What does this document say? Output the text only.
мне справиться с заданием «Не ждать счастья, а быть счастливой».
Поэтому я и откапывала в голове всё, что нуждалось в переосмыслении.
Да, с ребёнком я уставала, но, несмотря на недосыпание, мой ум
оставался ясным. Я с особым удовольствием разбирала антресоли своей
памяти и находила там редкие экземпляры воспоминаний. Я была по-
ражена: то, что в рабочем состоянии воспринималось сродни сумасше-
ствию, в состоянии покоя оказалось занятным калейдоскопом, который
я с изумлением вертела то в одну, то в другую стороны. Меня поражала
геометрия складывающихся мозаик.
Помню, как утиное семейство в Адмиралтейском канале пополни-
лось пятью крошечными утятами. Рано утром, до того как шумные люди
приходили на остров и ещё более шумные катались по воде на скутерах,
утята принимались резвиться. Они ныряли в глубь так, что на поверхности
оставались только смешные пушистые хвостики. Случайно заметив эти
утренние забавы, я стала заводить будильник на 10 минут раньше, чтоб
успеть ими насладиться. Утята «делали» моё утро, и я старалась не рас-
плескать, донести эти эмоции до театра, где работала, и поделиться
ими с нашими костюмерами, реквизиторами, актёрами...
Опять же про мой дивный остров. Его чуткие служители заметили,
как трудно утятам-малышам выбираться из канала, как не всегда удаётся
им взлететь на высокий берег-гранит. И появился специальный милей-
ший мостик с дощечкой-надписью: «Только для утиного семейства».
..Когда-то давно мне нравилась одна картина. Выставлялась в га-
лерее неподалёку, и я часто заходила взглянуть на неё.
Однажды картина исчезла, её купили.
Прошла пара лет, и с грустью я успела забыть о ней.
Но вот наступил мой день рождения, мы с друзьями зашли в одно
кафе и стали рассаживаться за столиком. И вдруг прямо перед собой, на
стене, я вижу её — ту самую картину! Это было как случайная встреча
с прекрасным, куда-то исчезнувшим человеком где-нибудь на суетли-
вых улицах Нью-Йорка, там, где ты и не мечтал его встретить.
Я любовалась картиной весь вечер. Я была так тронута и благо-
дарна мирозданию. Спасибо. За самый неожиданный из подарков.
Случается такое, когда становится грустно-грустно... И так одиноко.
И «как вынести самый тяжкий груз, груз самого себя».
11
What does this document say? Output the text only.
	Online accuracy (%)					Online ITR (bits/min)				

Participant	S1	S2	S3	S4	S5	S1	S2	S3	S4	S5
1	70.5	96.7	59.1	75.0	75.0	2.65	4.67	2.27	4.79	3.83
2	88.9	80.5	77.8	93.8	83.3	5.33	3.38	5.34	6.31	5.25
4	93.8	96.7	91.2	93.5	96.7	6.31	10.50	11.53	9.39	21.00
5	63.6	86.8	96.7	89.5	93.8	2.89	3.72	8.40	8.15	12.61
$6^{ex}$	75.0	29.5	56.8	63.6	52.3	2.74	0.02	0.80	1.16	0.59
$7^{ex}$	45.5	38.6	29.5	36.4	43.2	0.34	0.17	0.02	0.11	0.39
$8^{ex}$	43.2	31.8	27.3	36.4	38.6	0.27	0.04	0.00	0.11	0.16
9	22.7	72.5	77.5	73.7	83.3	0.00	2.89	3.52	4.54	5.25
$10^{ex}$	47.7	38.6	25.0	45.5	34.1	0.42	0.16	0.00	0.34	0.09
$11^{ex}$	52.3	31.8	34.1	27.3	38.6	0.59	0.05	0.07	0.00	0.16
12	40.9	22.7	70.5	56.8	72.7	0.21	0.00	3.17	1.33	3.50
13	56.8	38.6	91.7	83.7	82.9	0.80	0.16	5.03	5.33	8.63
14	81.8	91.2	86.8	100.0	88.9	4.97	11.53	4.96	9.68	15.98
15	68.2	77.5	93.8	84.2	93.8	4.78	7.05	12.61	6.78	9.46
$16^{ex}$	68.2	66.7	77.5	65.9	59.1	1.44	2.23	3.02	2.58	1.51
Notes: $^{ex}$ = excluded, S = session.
□ □ □ □
* Brief
Locate each line containing the string "картина" and show it.

* Answer below
..Когда-то давно мне нравилась одна картина. Выставлялась в га-
Однажды картина исчезла, её купили.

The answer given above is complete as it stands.